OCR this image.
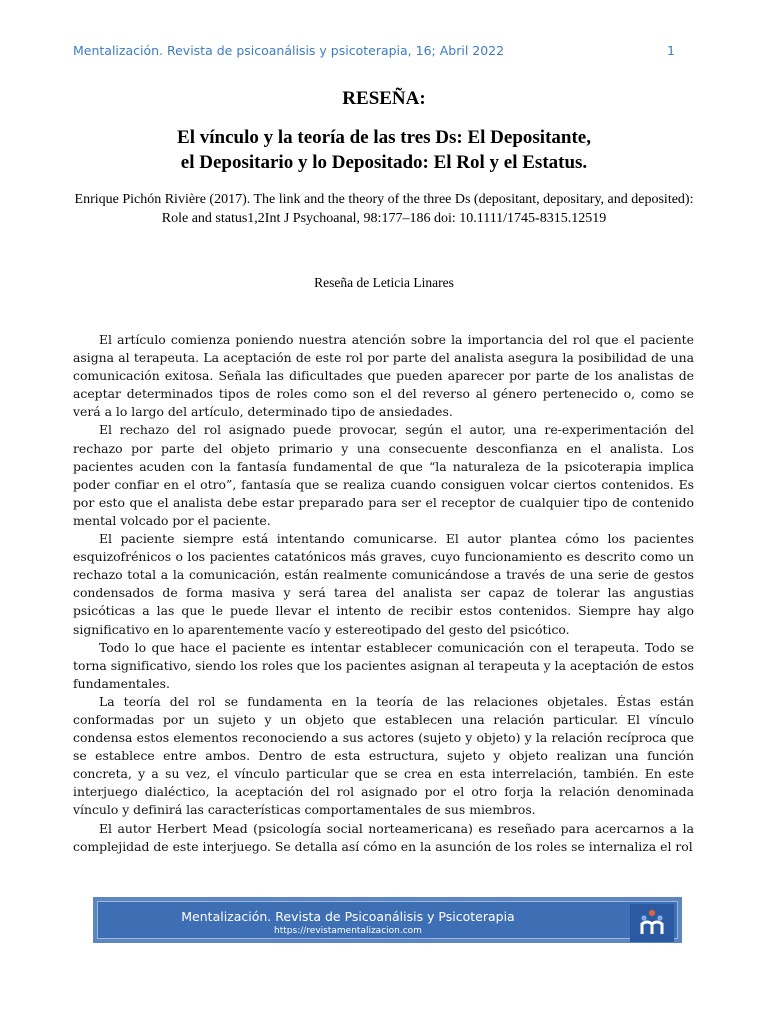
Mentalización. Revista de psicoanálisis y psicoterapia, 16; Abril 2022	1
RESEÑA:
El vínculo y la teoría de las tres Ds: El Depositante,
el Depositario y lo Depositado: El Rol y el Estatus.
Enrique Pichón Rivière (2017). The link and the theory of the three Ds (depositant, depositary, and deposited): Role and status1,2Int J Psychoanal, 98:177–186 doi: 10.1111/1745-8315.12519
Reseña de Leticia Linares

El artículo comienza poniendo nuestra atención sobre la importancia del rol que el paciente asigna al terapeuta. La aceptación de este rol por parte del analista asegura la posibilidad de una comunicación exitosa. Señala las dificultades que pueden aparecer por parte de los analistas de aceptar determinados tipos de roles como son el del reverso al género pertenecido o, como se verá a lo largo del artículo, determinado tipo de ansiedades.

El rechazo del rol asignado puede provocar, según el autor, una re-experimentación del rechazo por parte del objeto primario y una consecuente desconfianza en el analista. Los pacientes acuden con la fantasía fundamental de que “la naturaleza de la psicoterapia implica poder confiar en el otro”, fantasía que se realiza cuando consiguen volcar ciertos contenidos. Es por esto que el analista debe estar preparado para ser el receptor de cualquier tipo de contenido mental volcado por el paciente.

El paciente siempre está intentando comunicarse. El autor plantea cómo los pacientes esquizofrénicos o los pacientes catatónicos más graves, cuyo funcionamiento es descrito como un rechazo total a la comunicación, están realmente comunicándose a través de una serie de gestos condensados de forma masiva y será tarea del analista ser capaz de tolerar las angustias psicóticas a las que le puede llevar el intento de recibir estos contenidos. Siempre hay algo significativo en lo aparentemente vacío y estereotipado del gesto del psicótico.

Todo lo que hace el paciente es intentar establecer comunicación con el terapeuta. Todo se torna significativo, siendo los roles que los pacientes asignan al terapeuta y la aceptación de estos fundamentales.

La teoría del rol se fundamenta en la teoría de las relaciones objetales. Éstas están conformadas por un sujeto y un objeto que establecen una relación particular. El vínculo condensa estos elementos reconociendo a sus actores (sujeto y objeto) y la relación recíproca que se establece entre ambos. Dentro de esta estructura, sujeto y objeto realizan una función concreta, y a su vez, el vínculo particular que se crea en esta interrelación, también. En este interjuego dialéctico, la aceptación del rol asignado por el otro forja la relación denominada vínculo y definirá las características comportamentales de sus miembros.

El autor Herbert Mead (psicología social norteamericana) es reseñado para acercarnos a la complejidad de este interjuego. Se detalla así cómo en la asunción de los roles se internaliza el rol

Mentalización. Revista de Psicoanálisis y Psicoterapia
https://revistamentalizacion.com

───

• Written instruction:
Please write out all of the material above without changing a word, and omit any pictures.

• Output:
OCR this image.
Mentalización. Revista de psicoanálisis y psicoterapia, 16; Abril 2022	1
RESEÑA:
El vínculo y la teoría de las tres Ds: El Depositante,
el Depositario y lo Depositado: El Rol y el Estatus.
Enrique Pichón Rivière (2017). The link and the theory of the three Ds (depositant, depositary, and deposited): Role and status1,2Int J Psychoanal, 98:177–186 doi: 10.1111/1745-8315.12519
Reseña de Leticia Linares

El artículo comienza poniendo nuestra atención sobre la importancia del rol que el paciente asigna al terapeuta. La aceptación de este rol por parte del analista asegura la posibilidad de una comunicación exitosa. Señala las dificultades que pueden aparecer por parte de los analistas de aceptar determinados tipos de roles como son el del reverso al género pertenecido o, como se verá a lo largo del artículo, determinado tipo de ansiedades.

El rechazo del rol asignado puede provocar, según el autor, una re-experimentación del rechazo por parte del objeto primario y una consecuente desconfianza en el analista. Los pacientes acuden con la fantasía fundamental de que “la naturaleza de la psicoterapia implica poder confiar en el otro”, fantasía que se realiza cuando consiguen volcar ciertos contenidos. Es por esto que el analista debe estar preparado para ser el receptor de cualquier tipo de contenido mental volcado por el paciente.

El paciente siempre está intentando comunicarse. El autor plantea cómo los pacientes esquizofrénicos o los pacientes catatónicos más graves, cuyo funcionamiento es descrito como un rechazo total a la comunicación, están realmente comunicándose a través de una serie de gestos condensados de forma masiva y será tarea del analista ser capaz de tolerar las angustias psicóticas a las que le puede llevar el intento de recibir estos contenidos. Siempre hay algo significativo en lo aparentemente vacío y estereotipado del gesto del psicótico.

Todo lo que hace el paciente es intentar establecer comunicación con el terapeuta. Todo se torna significativo, siendo los roles que los pacientes asignan al terapeuta y la aceptación de estos fundamentales.

La teoría del rol se fundamenta en la teoría de las relaciones objetales. Éstas están conformadas por un sujeto y un objeto que establecen una relación particular. El vínculo condensa estos elementos reconociendo a sus actores (sujeto y objeto) y la relación recíproca que se establece entre ambos. Dentro de esta estructura, sujeto y objeto realizan una función concreta, y a su vez, el vínculo particular que se crea en esta interrelación, también. En este interjuego dialéctico, la aceptación del rol asignado por el otro forja la relación denominada vínculo y definirá las características comportamentales de sus miembros.

El autor Herbert Mead (psicología social norteamericana) es reseñado para acercarnos a la complejidad de este interjuego. Se detalla así cómo en la asunción de los roles se internaliza el rol

Mentalización. Revista de Psicoanálisis y Psicoterapia
https://revistamentalizacion.com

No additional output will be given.